» **DOKUMENT**:
+ + + + + + +
Utopie und Phantastik in der deutschsprachigen Hochliteratur Folge 1:Utopie und Phantastik in der deutschsprachigen Hochliteratur Folge 5:
Franz Werfel: Stern der Ungeborenen

Phantastische Literatur in allen ihren verschiedenen Ausprägungen wird allgemein als Teil der Unterhaltungsliteratur betrachtet, um es deutlicher zu sagen der Trivialliteratur. Dass sich aber auch renommierte Autoren der deutschsprachigen Literatur, die zum Teil zu höchsten literarischen Ehren gelangten, mit utopischen und phantastischen Stoffen beschäftigten, wird in dieser Serie aufgezeigt.
+ + + + + + +
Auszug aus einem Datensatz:
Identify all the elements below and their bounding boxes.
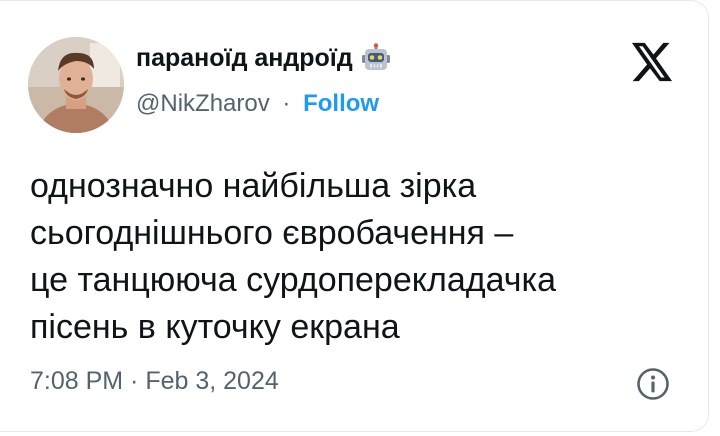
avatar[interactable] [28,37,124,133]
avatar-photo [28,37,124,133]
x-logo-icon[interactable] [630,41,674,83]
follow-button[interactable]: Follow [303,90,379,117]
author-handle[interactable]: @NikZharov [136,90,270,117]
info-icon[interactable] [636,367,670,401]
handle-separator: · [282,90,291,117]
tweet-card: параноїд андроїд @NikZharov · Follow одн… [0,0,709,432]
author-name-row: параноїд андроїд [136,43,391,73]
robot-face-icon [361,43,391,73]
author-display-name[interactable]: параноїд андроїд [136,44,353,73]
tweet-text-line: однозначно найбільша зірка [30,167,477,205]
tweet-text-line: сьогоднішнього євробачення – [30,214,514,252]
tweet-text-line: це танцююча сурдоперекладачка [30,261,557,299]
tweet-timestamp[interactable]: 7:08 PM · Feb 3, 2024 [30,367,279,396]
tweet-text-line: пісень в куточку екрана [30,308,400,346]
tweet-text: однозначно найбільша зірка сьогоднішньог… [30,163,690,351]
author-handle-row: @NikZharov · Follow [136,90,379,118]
+ + + + + + +
» **ARBEITSANWEISUNGEN**:
- a) Nennen Sie alle verschiedenen zusammengesetzten Wörter im Text über Utopie und Phantastik, die auf „literatur“ enden.
- b) Schreiben Sie aus dem Text über Utopie und Phantastik alles von "Phantastische Literatur in" bis hinunter zu "dieser Serie aufgezeigt." genau ab.
Das Material spielt hierfür keine Rolle.

» **LÖSUNGEN DER AUFGABEN**:
- a) Hochliteratur, Unterhaltungsliteratur, Trivialliteratur

- b)
Phantastische Literatur in allen ihren verschiedenen Ausprägungen wird allgemein als Teil der Unterhaltungsliteratur betrachtet, um es deutlicher zu sagen der Trivialliteratur. Dass sich aber auch renommierte Autoren der deutschsprachigen Literatur, die zum Teil zu höchsten literarischen Ehren gelangten, mit utopischen und phantastischen Stoffen beschäftigten, wird in dieser Serie aufgezeigt.